**Records for processing:**
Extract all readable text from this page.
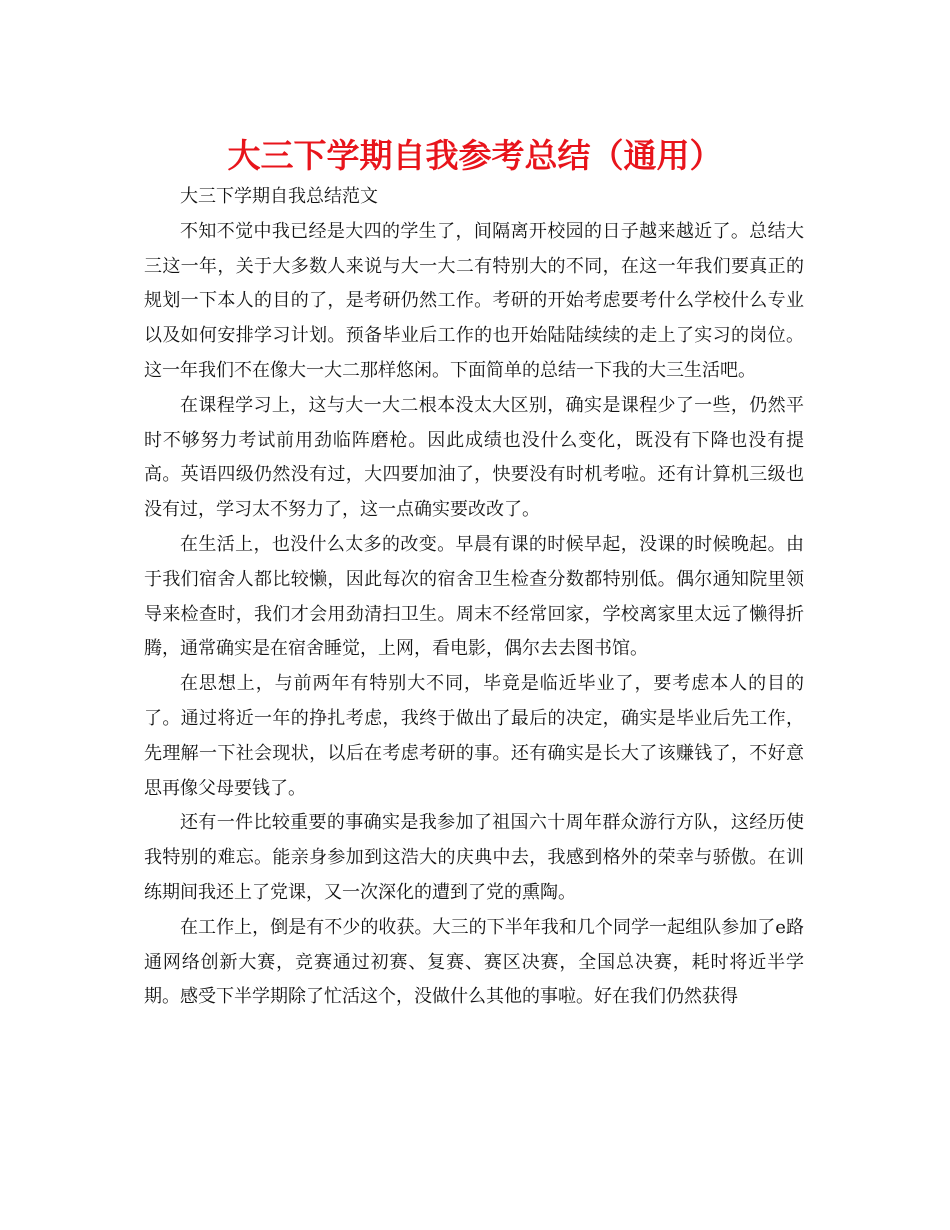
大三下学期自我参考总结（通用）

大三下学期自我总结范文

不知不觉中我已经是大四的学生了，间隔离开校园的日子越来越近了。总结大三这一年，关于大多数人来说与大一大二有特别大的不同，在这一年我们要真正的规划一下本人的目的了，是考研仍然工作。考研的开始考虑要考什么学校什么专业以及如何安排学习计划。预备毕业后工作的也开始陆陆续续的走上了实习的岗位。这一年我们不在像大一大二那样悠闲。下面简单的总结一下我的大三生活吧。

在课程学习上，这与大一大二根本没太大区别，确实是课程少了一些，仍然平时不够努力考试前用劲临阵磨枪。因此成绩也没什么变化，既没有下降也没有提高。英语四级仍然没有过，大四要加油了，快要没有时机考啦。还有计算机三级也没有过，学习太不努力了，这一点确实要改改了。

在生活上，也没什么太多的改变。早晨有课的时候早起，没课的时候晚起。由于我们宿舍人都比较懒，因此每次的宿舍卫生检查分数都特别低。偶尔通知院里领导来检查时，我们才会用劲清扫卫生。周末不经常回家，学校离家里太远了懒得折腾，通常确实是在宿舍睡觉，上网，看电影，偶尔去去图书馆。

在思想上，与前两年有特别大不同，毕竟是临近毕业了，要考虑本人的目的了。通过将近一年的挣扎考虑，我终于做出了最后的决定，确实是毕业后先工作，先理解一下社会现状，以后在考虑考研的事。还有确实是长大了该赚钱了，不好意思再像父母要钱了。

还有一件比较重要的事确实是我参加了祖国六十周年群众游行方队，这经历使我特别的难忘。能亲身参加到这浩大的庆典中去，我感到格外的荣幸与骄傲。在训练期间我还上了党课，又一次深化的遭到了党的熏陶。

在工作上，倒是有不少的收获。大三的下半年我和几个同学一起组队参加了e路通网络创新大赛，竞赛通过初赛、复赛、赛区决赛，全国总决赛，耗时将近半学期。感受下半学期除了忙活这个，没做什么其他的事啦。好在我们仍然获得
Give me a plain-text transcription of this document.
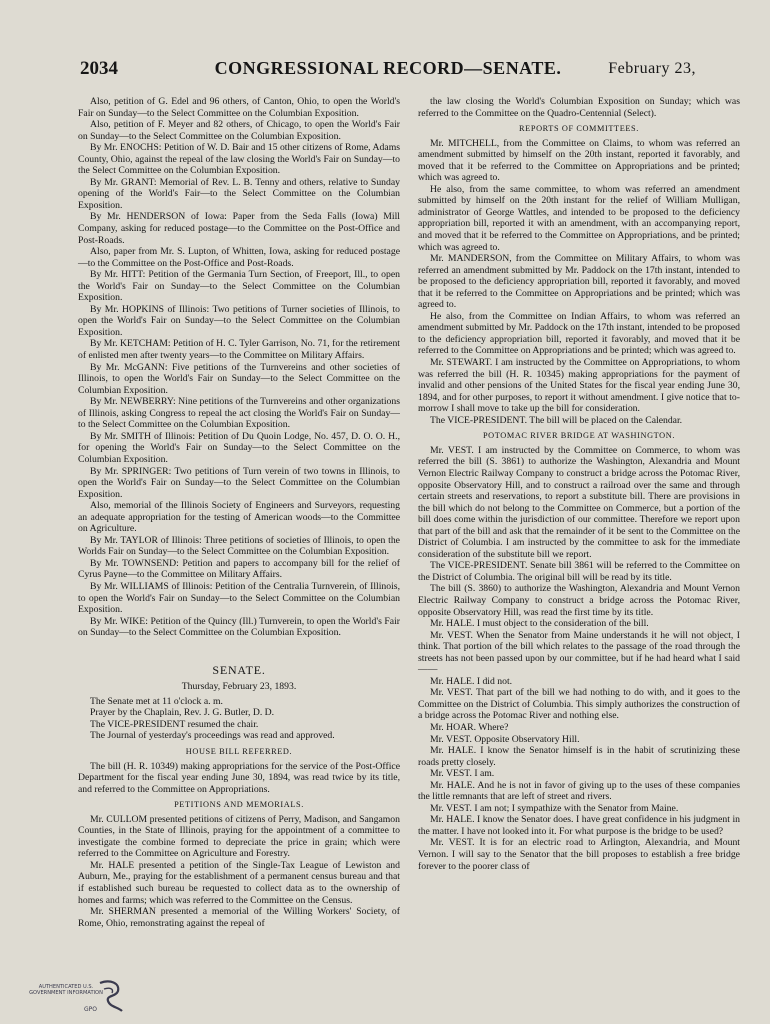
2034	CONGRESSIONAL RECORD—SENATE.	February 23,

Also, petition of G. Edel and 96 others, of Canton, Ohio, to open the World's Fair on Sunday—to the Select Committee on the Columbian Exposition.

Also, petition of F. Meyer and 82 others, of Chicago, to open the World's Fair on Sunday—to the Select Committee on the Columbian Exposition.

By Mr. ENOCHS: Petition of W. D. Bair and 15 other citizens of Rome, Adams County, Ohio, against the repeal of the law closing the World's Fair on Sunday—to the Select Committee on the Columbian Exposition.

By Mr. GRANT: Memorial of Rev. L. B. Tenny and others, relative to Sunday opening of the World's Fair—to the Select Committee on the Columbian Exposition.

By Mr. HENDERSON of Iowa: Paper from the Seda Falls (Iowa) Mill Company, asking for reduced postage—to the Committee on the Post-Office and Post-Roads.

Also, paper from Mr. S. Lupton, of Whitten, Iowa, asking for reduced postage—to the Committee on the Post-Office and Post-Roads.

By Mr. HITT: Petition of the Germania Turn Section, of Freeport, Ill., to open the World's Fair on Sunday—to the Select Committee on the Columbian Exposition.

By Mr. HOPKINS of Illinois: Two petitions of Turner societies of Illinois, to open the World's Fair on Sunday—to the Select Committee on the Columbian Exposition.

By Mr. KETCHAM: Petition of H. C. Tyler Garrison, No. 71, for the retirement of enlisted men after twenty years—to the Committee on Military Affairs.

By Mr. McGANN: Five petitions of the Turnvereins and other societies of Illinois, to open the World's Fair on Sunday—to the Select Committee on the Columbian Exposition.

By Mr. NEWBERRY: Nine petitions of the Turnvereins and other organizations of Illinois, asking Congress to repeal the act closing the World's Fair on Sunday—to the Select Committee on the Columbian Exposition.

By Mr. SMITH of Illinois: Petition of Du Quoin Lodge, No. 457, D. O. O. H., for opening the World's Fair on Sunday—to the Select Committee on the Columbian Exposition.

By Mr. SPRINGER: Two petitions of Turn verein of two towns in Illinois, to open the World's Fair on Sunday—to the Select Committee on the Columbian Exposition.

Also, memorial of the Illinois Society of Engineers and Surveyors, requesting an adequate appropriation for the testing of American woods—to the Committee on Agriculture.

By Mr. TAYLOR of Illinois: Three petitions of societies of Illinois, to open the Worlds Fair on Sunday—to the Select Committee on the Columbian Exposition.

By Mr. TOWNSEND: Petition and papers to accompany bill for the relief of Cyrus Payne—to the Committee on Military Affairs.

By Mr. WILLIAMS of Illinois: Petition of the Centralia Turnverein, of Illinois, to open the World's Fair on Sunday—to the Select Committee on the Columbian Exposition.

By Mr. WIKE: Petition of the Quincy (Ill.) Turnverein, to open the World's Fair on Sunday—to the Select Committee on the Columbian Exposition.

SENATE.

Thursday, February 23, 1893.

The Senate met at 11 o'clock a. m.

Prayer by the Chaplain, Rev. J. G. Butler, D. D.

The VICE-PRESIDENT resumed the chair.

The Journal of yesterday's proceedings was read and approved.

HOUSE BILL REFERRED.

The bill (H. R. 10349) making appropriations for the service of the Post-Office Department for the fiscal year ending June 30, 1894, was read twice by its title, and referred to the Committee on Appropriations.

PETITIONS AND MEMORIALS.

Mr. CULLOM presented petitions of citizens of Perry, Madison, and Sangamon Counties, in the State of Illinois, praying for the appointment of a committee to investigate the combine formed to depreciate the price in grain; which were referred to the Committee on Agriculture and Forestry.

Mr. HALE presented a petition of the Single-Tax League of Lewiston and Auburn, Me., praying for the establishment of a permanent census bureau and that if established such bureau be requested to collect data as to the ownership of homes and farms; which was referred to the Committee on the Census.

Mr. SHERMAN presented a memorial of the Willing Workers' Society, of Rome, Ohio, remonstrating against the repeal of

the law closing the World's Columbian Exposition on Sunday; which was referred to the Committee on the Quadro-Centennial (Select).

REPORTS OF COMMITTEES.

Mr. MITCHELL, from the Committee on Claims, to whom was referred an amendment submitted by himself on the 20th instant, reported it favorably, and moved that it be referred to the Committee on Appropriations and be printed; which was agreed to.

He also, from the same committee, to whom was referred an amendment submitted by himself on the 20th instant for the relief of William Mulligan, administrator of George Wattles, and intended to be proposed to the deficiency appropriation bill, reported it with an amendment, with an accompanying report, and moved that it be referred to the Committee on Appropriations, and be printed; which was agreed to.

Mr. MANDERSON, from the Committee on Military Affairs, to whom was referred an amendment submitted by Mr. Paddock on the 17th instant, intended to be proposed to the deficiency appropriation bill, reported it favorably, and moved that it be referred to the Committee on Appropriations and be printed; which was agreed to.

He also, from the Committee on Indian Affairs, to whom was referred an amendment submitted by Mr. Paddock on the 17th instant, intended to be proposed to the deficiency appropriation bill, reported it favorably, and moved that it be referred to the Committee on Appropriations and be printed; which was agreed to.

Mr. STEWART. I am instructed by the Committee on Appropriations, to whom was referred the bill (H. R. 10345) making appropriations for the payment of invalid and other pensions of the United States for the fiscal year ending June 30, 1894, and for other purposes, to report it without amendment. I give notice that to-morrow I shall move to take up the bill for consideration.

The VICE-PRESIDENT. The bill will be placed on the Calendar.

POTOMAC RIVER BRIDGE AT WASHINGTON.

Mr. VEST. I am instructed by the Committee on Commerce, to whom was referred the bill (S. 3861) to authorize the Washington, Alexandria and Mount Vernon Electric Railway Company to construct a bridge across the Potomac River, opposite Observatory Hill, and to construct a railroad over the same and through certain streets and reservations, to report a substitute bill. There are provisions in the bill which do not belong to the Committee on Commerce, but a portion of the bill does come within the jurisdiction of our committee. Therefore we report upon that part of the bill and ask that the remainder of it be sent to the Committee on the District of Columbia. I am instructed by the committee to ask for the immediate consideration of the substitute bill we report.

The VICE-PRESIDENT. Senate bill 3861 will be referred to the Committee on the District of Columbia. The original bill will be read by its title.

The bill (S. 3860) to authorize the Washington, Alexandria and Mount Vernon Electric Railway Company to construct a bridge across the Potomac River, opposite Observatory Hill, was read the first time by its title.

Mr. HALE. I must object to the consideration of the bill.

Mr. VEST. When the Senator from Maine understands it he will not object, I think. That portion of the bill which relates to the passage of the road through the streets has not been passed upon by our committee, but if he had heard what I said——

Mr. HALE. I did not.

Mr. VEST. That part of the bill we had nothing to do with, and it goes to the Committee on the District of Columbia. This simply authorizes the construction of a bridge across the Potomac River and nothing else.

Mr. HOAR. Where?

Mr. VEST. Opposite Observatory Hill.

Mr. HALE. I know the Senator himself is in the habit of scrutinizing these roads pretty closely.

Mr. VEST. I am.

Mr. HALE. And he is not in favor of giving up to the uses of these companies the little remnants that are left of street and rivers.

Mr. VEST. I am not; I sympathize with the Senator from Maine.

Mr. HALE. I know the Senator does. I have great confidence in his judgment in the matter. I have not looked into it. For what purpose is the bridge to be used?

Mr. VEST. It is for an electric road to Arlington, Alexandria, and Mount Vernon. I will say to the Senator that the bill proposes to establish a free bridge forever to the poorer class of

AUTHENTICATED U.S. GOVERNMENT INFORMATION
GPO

...

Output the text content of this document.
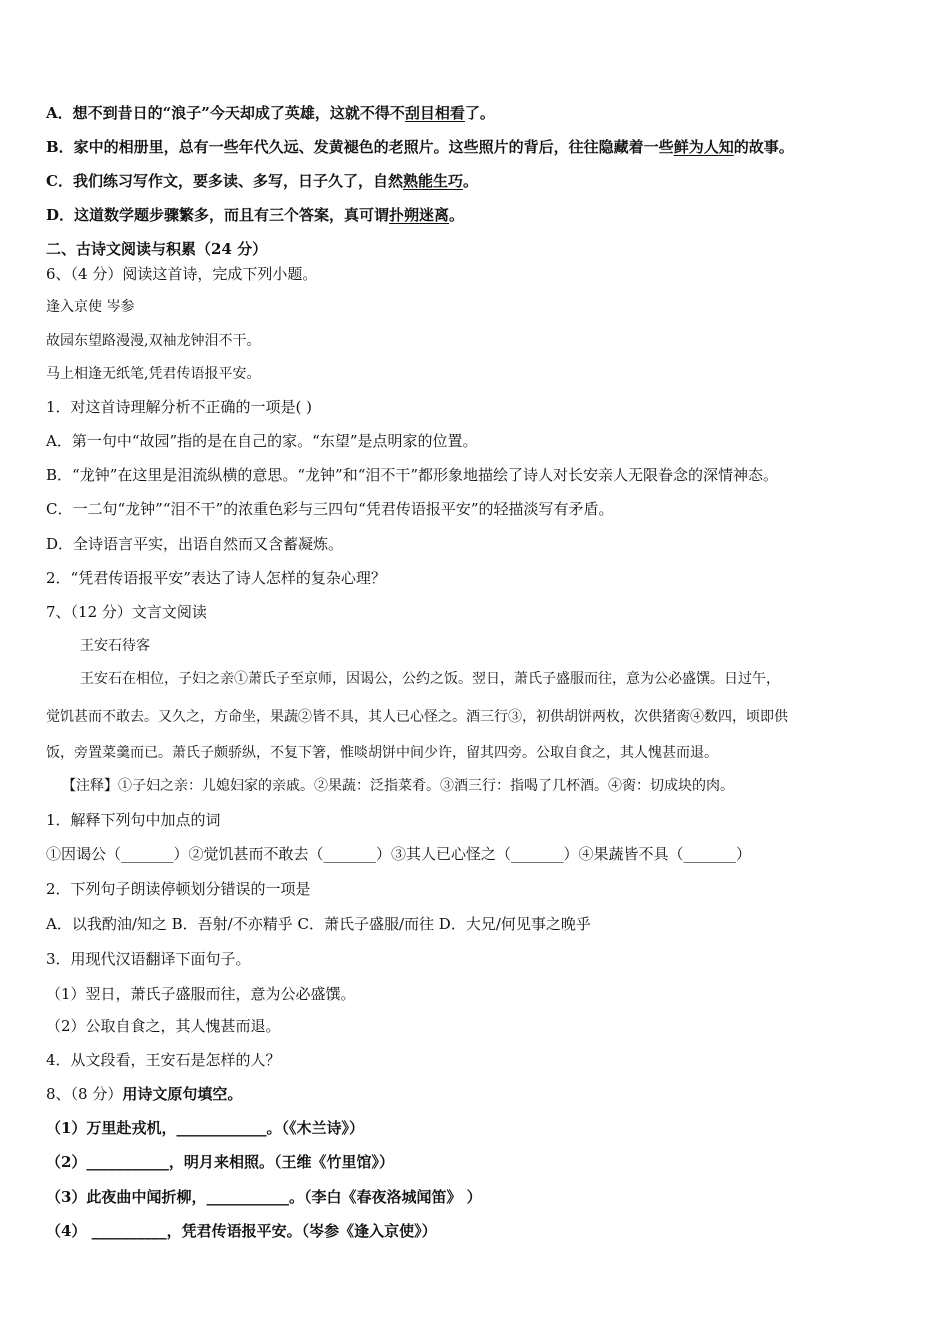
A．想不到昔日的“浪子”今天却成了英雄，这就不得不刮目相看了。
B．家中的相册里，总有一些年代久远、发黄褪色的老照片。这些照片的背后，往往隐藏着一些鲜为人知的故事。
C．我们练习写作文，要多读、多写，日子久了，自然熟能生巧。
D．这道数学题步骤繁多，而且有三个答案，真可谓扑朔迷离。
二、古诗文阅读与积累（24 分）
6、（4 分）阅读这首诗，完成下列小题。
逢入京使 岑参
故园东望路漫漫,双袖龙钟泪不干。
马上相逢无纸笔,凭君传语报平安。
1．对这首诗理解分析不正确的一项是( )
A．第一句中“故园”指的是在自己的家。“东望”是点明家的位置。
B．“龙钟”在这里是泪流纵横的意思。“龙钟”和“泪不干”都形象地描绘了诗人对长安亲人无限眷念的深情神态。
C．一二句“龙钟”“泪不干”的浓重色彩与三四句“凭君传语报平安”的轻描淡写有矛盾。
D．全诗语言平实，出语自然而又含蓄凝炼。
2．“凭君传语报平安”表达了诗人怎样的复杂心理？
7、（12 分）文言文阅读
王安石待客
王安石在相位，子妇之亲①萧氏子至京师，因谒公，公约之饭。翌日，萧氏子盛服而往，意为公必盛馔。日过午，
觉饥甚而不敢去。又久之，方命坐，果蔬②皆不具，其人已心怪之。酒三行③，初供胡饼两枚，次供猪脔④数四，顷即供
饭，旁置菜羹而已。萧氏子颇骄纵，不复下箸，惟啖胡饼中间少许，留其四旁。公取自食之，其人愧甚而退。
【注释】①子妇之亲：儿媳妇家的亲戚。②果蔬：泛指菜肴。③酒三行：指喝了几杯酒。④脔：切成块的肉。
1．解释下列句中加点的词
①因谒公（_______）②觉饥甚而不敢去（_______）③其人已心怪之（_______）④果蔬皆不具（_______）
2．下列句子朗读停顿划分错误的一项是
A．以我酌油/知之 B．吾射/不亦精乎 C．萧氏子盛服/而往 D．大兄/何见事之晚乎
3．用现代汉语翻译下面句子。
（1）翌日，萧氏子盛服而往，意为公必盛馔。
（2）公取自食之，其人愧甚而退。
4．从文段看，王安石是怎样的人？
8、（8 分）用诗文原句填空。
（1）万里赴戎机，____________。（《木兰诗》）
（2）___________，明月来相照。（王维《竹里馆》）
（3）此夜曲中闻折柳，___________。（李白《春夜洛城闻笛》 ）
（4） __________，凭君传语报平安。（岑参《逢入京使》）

* * *

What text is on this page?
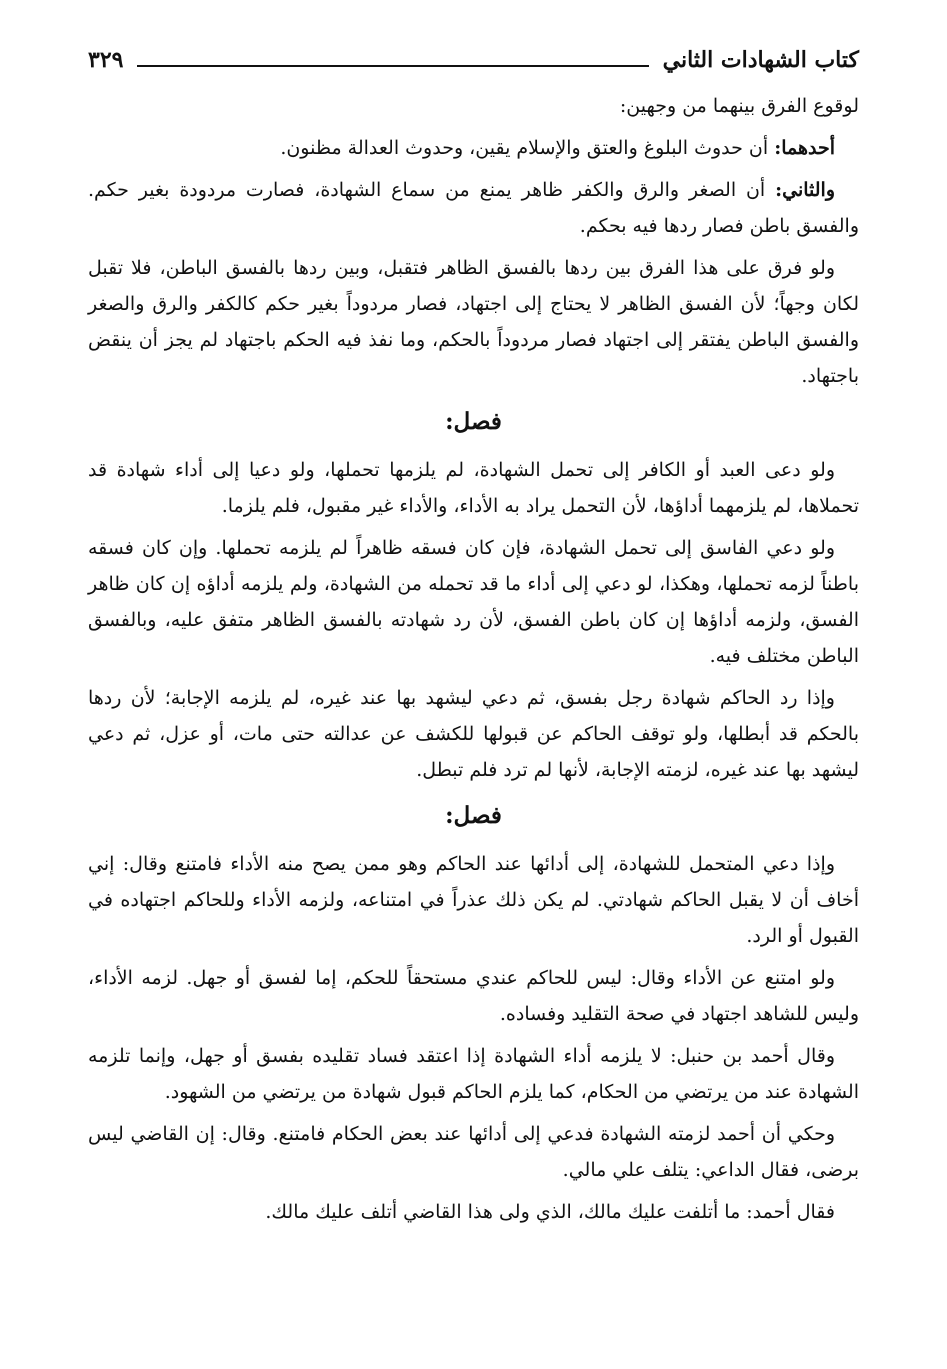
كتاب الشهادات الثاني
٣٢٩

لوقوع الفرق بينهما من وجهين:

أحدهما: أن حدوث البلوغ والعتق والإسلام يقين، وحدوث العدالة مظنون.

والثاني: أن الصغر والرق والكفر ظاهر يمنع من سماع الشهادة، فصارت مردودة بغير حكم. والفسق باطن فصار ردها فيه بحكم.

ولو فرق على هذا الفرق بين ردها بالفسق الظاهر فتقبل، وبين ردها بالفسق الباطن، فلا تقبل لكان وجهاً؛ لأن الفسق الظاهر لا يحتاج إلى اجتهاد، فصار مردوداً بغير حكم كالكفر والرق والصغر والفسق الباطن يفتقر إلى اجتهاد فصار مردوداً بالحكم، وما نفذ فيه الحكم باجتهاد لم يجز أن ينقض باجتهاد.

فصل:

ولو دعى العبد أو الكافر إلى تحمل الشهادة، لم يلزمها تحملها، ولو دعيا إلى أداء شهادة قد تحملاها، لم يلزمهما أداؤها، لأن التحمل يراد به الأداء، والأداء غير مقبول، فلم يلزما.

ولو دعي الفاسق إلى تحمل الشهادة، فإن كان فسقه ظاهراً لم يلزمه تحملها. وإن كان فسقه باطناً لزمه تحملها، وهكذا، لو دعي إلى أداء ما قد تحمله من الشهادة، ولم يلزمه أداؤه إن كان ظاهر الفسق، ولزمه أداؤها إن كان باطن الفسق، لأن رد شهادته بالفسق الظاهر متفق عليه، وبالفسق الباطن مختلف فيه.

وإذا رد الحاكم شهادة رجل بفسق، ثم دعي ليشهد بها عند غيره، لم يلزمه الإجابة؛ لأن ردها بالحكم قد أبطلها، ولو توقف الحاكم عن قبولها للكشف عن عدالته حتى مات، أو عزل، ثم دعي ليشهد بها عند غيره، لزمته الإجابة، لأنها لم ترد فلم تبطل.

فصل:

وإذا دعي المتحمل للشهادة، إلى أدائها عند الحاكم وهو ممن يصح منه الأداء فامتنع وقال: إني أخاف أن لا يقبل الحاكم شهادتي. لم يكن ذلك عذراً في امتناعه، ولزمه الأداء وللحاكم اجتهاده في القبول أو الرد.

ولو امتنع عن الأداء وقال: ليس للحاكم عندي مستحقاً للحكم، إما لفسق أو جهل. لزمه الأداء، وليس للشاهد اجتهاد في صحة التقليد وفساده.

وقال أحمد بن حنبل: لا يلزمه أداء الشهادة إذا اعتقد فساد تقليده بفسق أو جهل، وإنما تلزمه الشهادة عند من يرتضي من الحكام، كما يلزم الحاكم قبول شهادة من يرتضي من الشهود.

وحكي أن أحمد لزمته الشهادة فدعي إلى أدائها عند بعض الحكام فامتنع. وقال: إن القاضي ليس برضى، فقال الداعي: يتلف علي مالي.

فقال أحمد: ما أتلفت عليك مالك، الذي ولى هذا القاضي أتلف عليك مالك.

**Problem to solve:**
In the material above, show every line where the word "document" turns up.

**Written solution:**
Give me a plain-text transcription of this document.
Output the text content of this document.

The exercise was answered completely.